TO DO » Rewrite the lines from the one containing "bar-electronics-uk [88, 52, 156, 108]" through the one containing "x-tick-label: 15 [225, 410, 242, 425]", inclusive, as a numbered list with any blank lines omitted.

EXCERPTED RECORDS »
<<<<
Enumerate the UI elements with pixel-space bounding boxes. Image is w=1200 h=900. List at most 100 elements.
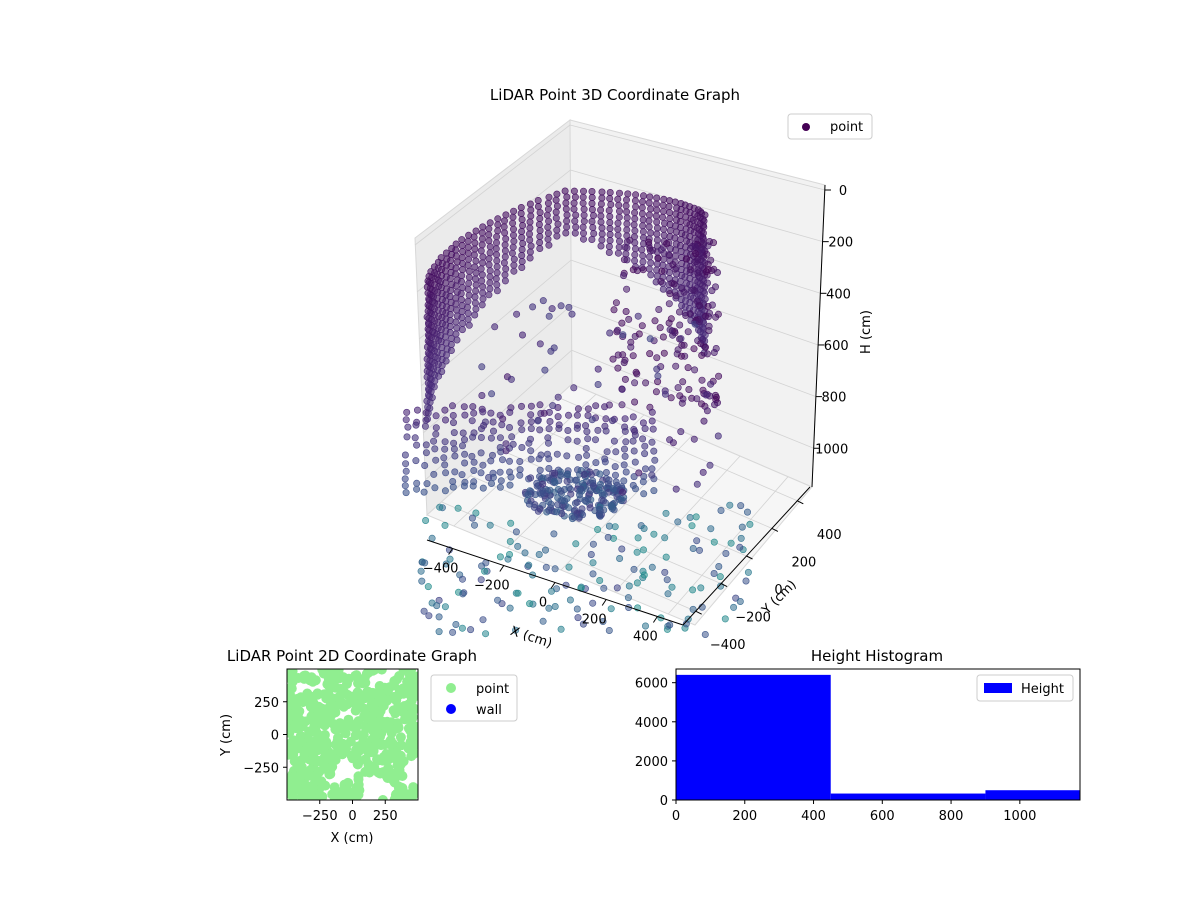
z-tick-label: 800: [822, 391, 847, 406]
point-3d: [551, 565, 559, 573]
point-3d: [493, 269, 501, 277]
point-3d: [622, 307, 630, 315]
point-3d: [703, 350, 711, 358]
point-3d: [703, 407, 711, 415]
point-3d: [518, 426, 526, 434]
point-3d: [660, 225, 668, 233]
point-3d: [517, 402, 525, 410]
point-cloud-3d: [401, 187, 754, 638]
point-3d: [506, 481, 514, 489]
point-2d: [350, 720, 361, 731]
point-3d: [620, 256, 628, 264]
point-3d: [544, 223, 552, 231]
point-3d: [527, 206, 535, 214]
y-tick-label-hist: 0: [660, 794, 668, 809]
point-3d: [470, 233, 478, 241]
point-3d: [639, 252, 647, 260]
point-3d: [631, 215, 639, 223]
point-3d: [509, 243, 517, 251]
point-3d: [666, 227, 674, 235]
point-3d: [485, 225, 493, 233]
point-2d: [412, 682, 418, 692]
point-3d: [652, 200, 660, 208]
histogram-title: Height Histogram: [811, 647, 943, 665]
point-3d: [645, 238, 653, 246]
point-3d: [557, 487, 565, 495]
point-3d: [468, 417, 476, 425]
point-3d: [510, 267, 518, 275]
point-3d: [613, 326, 621, 334]
histogram-bars: [676, 674, 1080, 800]
point-3d: [606, 195, 614, 203]
point-3d: [715, 562, 723, 570]
point-2d: [403, 723, 414, 734]
point-3d: [665, 300, 673, 308]
point-3d: [607, 201, 615, 209]
point-3d: [614, 225, 622, 233]
point-3d: [635, 469, 643, 477]
point-3d: [601, 458, 609, 466]
point-3d: [478, 241, 486, 249]
point-3d: [501, 277, 509, 285]
point-3d: [574, 614, 582, 622]
point-2d: [334, 673, 345, 684]
x-tick-mark: [601, 599, 607, 606]
point-3d: [671, 198, 679, 206]
point-2d: [366, 711, 377, 722]
x-tick-label-2d: −250: [302, 809, 338, 824]
point-3d: [650, 530, 658, 538]
point-3d: [738, 523, 746, 531]
point-3d: [507, 473, 515, 481]
point-2d: [313, 715, 324, 726]
point-3d: [622, 202, 630, 210]
point-3d: [402, 467, 410, 475]
point-3d: [448, 402, 456, 410]
point-3d: [479, 283, 487, 291]
point-3d: [675, 308, 683, 316]
point-3d: [544, 205, 552, 213]
point-3d: [716, 573, 724, 581]
point-3d: [700, 223, 708, 231]
y-tick-mark: [695, 610, 702, 615]
point-3d: [412, 421, 420, 429]
x-tick-label-2d: 250: [373, 809, 398, 824]
gridline-y: [441, 501, 696, 612]
point-3d: [693, 480, 701, 488]
legend-box: [976, 674, 1074, 702]
point-3d: [510, 261, 518, 269]
point-3d: [614, 219, 622, 227]
point-3d: [438, 368, 446, 376]
point-3d: [536, 215, 544, 223]
point-3d: [598, 236, 606, 244]
point-3d: [580, 205, 588, 213]
point-3d: [647, 271, 655, 279]
point-3d: [651, 456, 659, 464]
point-3d: [730, 603, 738, 611]
point-2d: [333, 721, 344, 732]
point-3d: [649, 246, 657, 254]
point-3d: [743, 508, 751, 516]
point-3d: [639, 192, 647, 200]
point-3d: [659, 201, 667, 209]
point-3d: [690, 435, 698, 443]
point-3d: [603, 448, 611, 456]
point-3d: [496, 434, 504, 442]
x-tick-label: −200: [474, 579, 510, 594]
point-3d: [486, 267, 494, 275]
point-3d: [645, 217, 653, 225]
point-3d: [547, 500, 555, 508]
point-3d: [401, 475, 409, 483]
point-3d: [507, 375, 515, 383]
point-3d: [614, 249, 622, 257]
point-3d: [512, 626, 520, 634]
point-3d: [580, 470, 588, 478]
point-3d: [588, 236, 596, 244]
point-3d: [583, 428, 591, 436]
point-3d: [565, 563, 573, 571]
point-2d: [293, 723, 304, 734]
point-3d: [645, 265, 653, 273]
point-3d: [688, 522, 696, 530]
gridline-y: [557, 396, 798, 502]
point-3d: [545, 193, 553, 201]
point-2d: [380, 769, 391, 780]
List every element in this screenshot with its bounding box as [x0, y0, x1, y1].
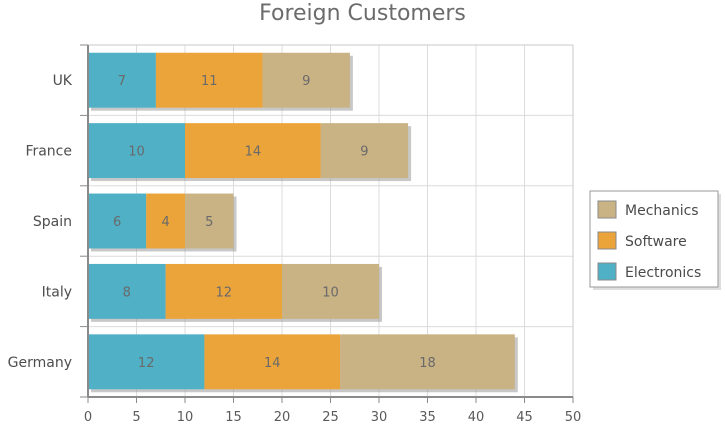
bar-electronics-uk [88, 52, 156, 108]
category-label: France [25, 144, 72, 160]
x-tick-label: 25 [322, 410, 339, 425]
value-label: 8 [123, 285, 131, 300]
bars [88, 52, 515, 390]
category-label: Italy [42, 284, 72, 300]
bar-software-france [185, 123, 321, 179]
chart-title: Foreign Customers [259, 1, 466, 26]
category-label: UK [53, 73, 73, 89]
category-label: Spain [33, 214, 72, 230]
axes: Germany Italy Spain France UK 0 5 10 15 20 25 30 35 4… [8, 44, 582, 425]
legend: Mechanics Software Electronics [589, 190, 721, 290]
bar-mechanics-uk [262, 52, 350, 108]
value-label: 12 [138, 356, 155, 371]
bar-software-uk [155, 52, 263, 108]
x-tick-label: 15 [225, 410, 242, 425]
x-tick-label: 50 [565, 410, 582, 425]
value-label: 12 [216, 285, 233, 300]
legend-swatch-mechanics [597, 200, 617, 219]
value-label: 10 [128, 145, 145, 160]
legend-label-mechanics: Mechanics [625, 203, 699, 219]
value-label: 14 [245, 145, 262, 160]
bar-mechanics-germany [340, 334, 515, 390]
value-label: 11 [201, 74, 218, 89]
legend-label-electronics: Electronics [625, 265, 701, 281]
x-tick-label: 40 [468, 410, 485, 425]
x-tick-label: 45 [516, 410, 533, 425]
bar-electronics-italy [88, 263, 166, 319]
value-label: 14 [264, 356, 281, 371]
bar-electronics-france [88, 123, 185, 179]
bar-mechanics-spain [185, 193, 234, 249]
bar-software-spain [146, 193, 185, 249]
legend-label-software: Software [625, 234, 687, 250]
x-tick-label: 20 [274, 410, 291, 425]
value-label: 6 [113, 215, 121, 230]
value-label: 9 [302, 74, 310, 89]
value-label: 18 [419, 356, 436, 371]
value-label: 10 [322, 285, 339, 300]
bar-software-germany [204, 334, 341, 390]
value-label: 4 [161, 215, 169, 230]
value-label: 7 [118, 74, 126, 89]
x-tick-label: 10 [177, 410, 194, 425]
bar-software-italy [165, 263, 282, 319]
bar-mechanics-france [320, 123, 409, 179]
x-tick-label: 5 [132, 410, 140, 425]
category-label: Germany [8, 355, 72, 371]
legend-swatch-electronics [597, 262, 617, 281]
bar-mechanics-italy [282, 263, 379, 319]
x-tick-label: 35 [419, 410, 436, 425]
legend-swatch-software [597, 231, 617, 250]
bar-electronics-germany [88, 334, 205, 390]
x-tick-label: 0 [84, 410, 92, 425]
x-tick-label: 30 [371, 410, 388, 425]
value-label: 9 [360, 145, 368, 160]
value-label: 5 [205, 215, 213, 230]
value-labels: 12 14 18 8 12 10 6 4 5 10 14 9 7 11 9 [113, 74, 436, 371]
bar-electronics-spain [88, 193, 147, 249]
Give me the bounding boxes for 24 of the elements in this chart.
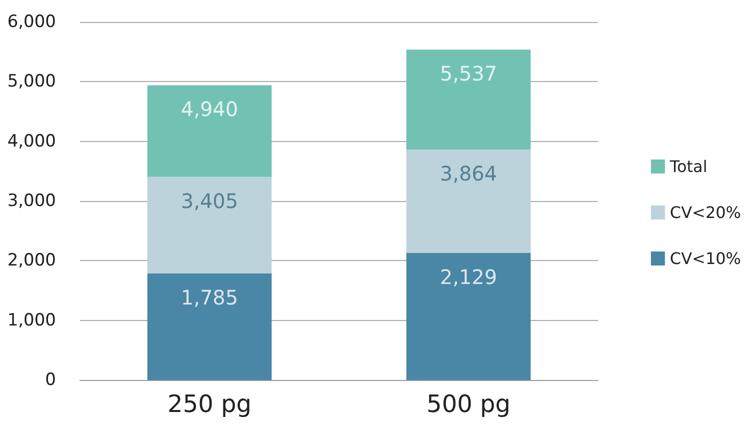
annotation: 3,864	[440, 161, 498, 186]
annotation: 1,785	[180, 285, 238, 310]
y-tick-label: 6,000	[7, 12, 56, 32]
legend-label: CV<10%	[670, 249, 742, 268]
bar	[147, 176, 272, 274]
y-tick-label: 1,000	[7, 310, 56, 330]
annotation: 5,537	[440, 62, 498, 86]
bar	[147, 85, 272, 177]
y-tick-label: 0	[45, 370, 56, 390]
bar	[147, 273, 272, 380]
y-tick-label: 2,000	[7, 250, 56, 271]
legend-label: Total	[668, 157, 708, 176]
bar	[406, 50, 531, 150]
y-tick-label: 4,000	[7, 131, 56, 152]
x-tick-label: 500 pg	[426, 390, 510, 418]
y-tick-label: 5,000	[7, 72, 56, 92]
bar	[406, 149, 531, 253]
x-tick-label: 250 pg	[168, 390, 252, 418]
legend-label: CV<20%	[670, 203, 742, 222]
annotation: 2,129	[440, 264, 498, 289]
annotation: 3,405	[180, 188, 238, 213]
bar	[406, 252, 531, 380]
y-tick-label: 3,000	[7, 191, 56, 211]
annotation: 4,940	[180, 97, 238, 122]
>>>>
CORRECT RESULT »
1. bar-electronics-uk [88, 52, 156, 108]
2. category-label: France [25, 144, 72, 160]
3. x-tick-label: 25 [322, 410, 339, 425]
4. value-label: 8 [123, 285, 131, 300]
5. bars [88, 52, 515, 390]
6. category-label: Italy [42, 284, 72, 300]
7. bar-software-france [185, 123, 321, 179]
8. chart-title: Foreign Customers [259, 1, 466, 26]
9. category-label: UK [53, 73, 73, 89]
10. category-label: Spain [33, 214, 72, 230]
11. axes: Germany Italy Spain France UK 0 5 10 15 20 25 30 35 4… [8, 44, 582, 425]
12. legend: Mechanics Software Electronics [589, 190, 721, 290]
13. bar-mechanics-uk [262, 52, 350, 108]
14. value-label: 12 [138, 356, 155, 371]
15. bar-software-uk [155, 52, 263, 108]
16. x-tick-label: 15 [225, 410, 242, 425]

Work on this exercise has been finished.